*Written task*.
Go through the listing and set it down exactly, leaving out its pictures.

*Listed records*.
-=-=-=-=-
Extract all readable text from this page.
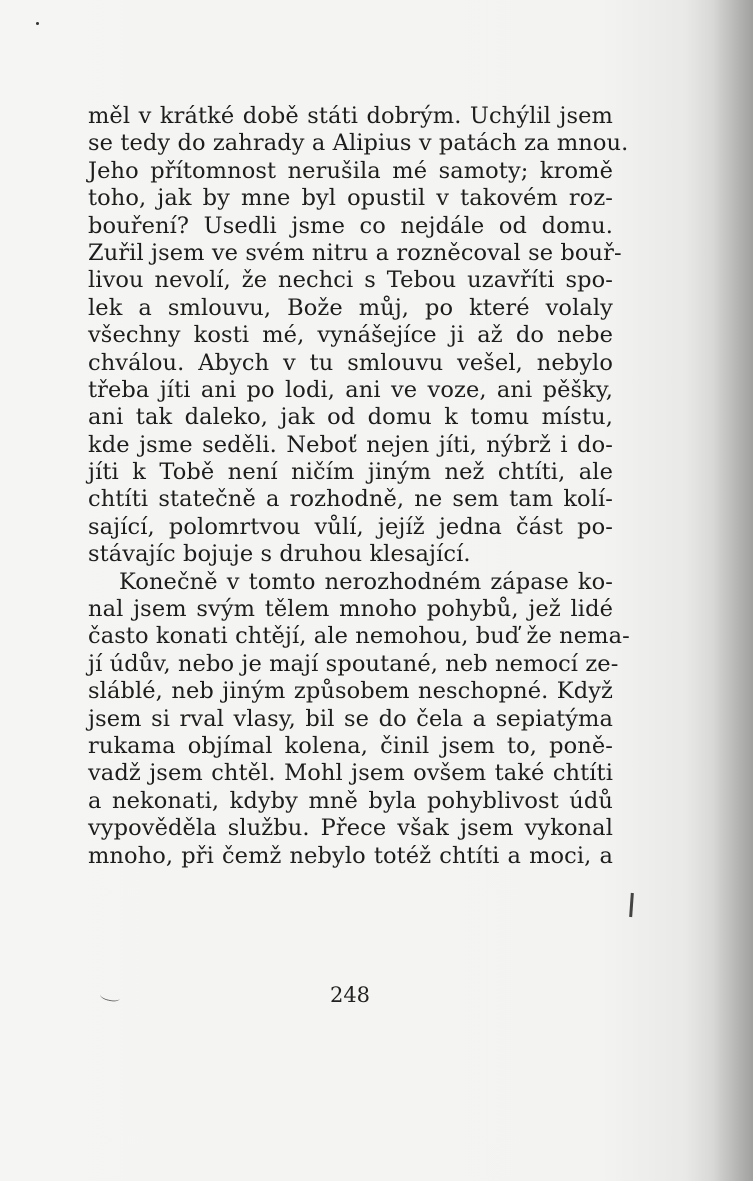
měl v krátké době státi dobrým. Uchýlil jsem
se tedy do zahrady a Alipius v patách za mnou.
Jeho přítomnost nerušila mé samoty; kromě
toho, jak by mne byl opustil v takovém roz-
bouření? Usedli jsme co nejdále od domu.
Zuřil jsem ve svém nitru a rozněcoval se bouř-
livou nevolí, že nechci s Tebou uzavříti spo-
lek a smlouvu, Bože můj, po které volaly
všechny kosti mé, vynášejíce ji až do nebe
chválou. Abych v tu smlouvu vešel, nebylo
třeba jíti ani po lodi, ani ve voze, ani pěšky,
ani tak daleko, jak od domu k tomu místu,
kde jsme seděli. Neboť nejen jíti, nýbrž i do-
jíti k Tobě není ničím jiným než chtíti, ale
chtíti statečně a rozhodně, ne sem tam kolí-
sající, polomrtvou vůlí, jejíž jedna část po-
stávajíc bojuje s druhou klesající.
Konečně v tomto nerozhodném zápase ko-
nal jsem svým tělem mnoho pohybů, jež lidé
často konati chtějí, ale nemohou, buď že nema-
jí údův, nebo je mají spoutané, neb nemocí ze-
sláblé, neb jiným způsobem neschopné. Když
jsem si rval vlasy, bil se do čela a sepiatýma
rukama objímal kolena, činil jsem to, poně-
vadž jsem chtěl. Mohl jsem ovšem také chtíti
a nekonati, kdyby mně byla pohyblivost údů
vypověděla službu. Přece však jsem vykonal
mnoho, při čemž nebylo totéž chtíti a moci, a
248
-=-=-=-=-
*Result of the task*.
Extract all readable text from this page.
měl v krátké době státi dobrým. Uchýlil jsem
se tedy do zahrady a Alipius v patách za mnou.
Jeho přítomnost nerušila mé samoty; kromě
toho, jak by mne byl opustil v takovém roz-
bouření? Usedli jsme co nejdále od domu.
Zuřil jsem ve svém nitru a rozněcoval se bouř-
livou nevolí, že nechci s Tebou uzavříti spo-
lek a smlouvu, Bože můj, po které volaly
všechny kosti mé, vynášejíce ji až do nebe
chválou. Abych v tu smlouvu vešel, nebylo
třeba jíti ani po lodi, ani ve voze, ani pěšky,
ani tak daleko, jak od domu k tomu místu,
kde jsme seděli. Neboť nejen jíti, nýbrž i do-
jíti k Tobě není ničím jiným než chtíti, ale
chtíti statečně a rozhodně, ne sem tam kolí-
sající, polomrtvou vůlí, jejíž jedna část po-
stávajíc bojuje s druhou klesající.
Konečně v tomto nerozhodném zápase ko-
nal jsem svým tělem mnoho pohybů, jež lidé
často konati chtějí, ale nemohou, buď že nema-
jí údův, nebo je mají spoutané, neb nemocí ze-
sláblé, neb jiným způsobem neschopné. Když
jsem si rval vlasy, bil se do čela a sepiatýma
rukama objímal kolena, činil jsem to, poně-
vadž jsem chtěl. Mohl jsem ovšem také chtíti
a nekonati, kdyby mně byla pohyblivost údů
vypověděla službu. Přece však jsem vykonal
mnoho, při čemž nebylo totéž chtíti a moci, a
248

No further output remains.